[Directions for this task]:
Extract the data exactly, missing nothing.

Dataset entries
· · ·
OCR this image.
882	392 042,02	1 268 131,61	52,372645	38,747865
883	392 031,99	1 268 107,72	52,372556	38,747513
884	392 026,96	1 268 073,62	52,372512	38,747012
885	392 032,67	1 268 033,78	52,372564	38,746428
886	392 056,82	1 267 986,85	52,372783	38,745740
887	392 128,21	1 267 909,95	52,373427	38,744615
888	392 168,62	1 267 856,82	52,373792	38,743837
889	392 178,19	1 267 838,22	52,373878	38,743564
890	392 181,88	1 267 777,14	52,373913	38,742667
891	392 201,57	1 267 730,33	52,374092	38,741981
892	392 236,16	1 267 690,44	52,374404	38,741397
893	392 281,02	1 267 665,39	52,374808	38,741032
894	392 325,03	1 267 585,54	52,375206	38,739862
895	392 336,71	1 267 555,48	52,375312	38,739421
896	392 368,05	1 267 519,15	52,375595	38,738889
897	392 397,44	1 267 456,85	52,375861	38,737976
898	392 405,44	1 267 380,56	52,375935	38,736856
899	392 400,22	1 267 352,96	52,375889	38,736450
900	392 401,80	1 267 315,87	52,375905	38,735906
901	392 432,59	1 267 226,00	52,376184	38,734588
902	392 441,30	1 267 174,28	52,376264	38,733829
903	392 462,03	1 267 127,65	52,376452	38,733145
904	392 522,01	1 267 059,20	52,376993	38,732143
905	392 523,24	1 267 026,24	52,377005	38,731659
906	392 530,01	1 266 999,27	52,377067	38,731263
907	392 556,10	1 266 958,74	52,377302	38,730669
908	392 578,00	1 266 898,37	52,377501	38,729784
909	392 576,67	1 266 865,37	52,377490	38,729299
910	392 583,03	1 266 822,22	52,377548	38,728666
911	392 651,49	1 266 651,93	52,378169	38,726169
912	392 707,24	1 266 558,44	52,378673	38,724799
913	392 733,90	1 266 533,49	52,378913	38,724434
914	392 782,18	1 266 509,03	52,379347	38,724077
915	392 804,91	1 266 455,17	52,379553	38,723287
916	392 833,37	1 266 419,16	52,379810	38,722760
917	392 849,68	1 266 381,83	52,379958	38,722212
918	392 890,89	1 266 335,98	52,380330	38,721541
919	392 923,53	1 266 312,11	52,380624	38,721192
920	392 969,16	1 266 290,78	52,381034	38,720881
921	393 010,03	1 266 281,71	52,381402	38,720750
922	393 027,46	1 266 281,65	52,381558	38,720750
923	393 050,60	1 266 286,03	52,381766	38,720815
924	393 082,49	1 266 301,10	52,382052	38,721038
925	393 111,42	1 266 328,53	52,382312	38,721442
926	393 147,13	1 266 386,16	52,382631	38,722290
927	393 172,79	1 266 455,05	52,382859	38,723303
· · ·
[In response]:
OCR this image.
882	392 042,02	1 268 131,61	52,372645	38,747865
883	392 031,99	1 268 107,72	52,372556	38,747513
884	392 026,96	1 268 073,62	52,372512	38,747012
885	392 032,67	1 268 033,78	52,372564	38,746428
886	392 056,82	1 267 986,85	52,372783	38,745740
887	392 128,21	1 267 909,95	52,373427	38,744615
888	392 168,62	1 267 856,82	52,373792	38,743837
889	392 178,19	1 267 838,22	52,373878	38,743564
890	392 181,88	1 267 777,14	52,373913	38,742667
891	392 201,57	1 267 730,33	52,374092	38,741981
892	392 236,16	1 267 690,44	52,374404	38,741397
893	392 281,02	1 267 665,39	52,374808	38,741032
894	392 325,03	1 267 585,54	52,375206	38,739862
895	392 336,71	1 267 555,48	52,375312	38,739421
896	392 368,05	1 267 519,15	52,375595	38,738889
897	392 397,44	1 267 456,85	52,375861	38,737976
898	392 405,44	1 267 380,56	52,375935	38,736856
899	392 400,22	1 267 352,96	52,375889	38,736450
900	392 401,80	1 267 315,87	52,375905	38,735906
901	392 432,59	1 267 226,00	52,376184	38,734588
902	392 441,30	1 267 174,28	52,376264	38,733829
903	392 462,03	1 267 127,65	52,376452	38,733145
904	392 522,01	1 267 059,20	52,376993	38,732143
905	392 523,24	1 267 026,24	52,377005	38,731659
906	392 530,01	1 266 999,27	52,377067	38,731263
907	392 556,10	1 266 958,74	52,377302	38,730669
908	392 578,00	1 266 898,37	52,377501	38,729784
909	392 576,67	1 266 865,37	52,377490	38,729299
910	392 583,03	1 266 822,22	52,377548	38,728666
911	392 651,49	1 266 651,93	52,378169	38,726169
912	392 707,24	1 266 558,44	52,378673	38,724799
913	392 733,90	1 266 533,49	52,378913	38,724434
914	392 782,18	1 266 509,03	52,379347	38,724077
915	392 804,91	1 266 455,17	52,379553	38,723287
916	392 833,37	1 266 419,16	52,379810	38,722760
917	392 849,68	1 266 381,83	52,379958	38,722212
918	392 890,89	1 266 335,98	52,380330	38,721541
919	392 923,53	1 266 312,11	52,380624	38,721192
920	392 969,16	1 266 290,78	52,381034	38,720881
921	393 010,03	1 266 281,71	52,381402	38,720750
922	393 027,46	1 266 281,65	52,381558	38,720750
923	393 050,60	1 266 286,03	52,381766	38,720815
924	393 082,49	1 266 301,10	52,382052	38,721038
925	393 111,42	1 266 328,53	52,382312	38,721442
926	393 147,13	1 266 386,16	52,382631	38,722290
927	393 172,79	1 266 455,05	52,382859	38,723303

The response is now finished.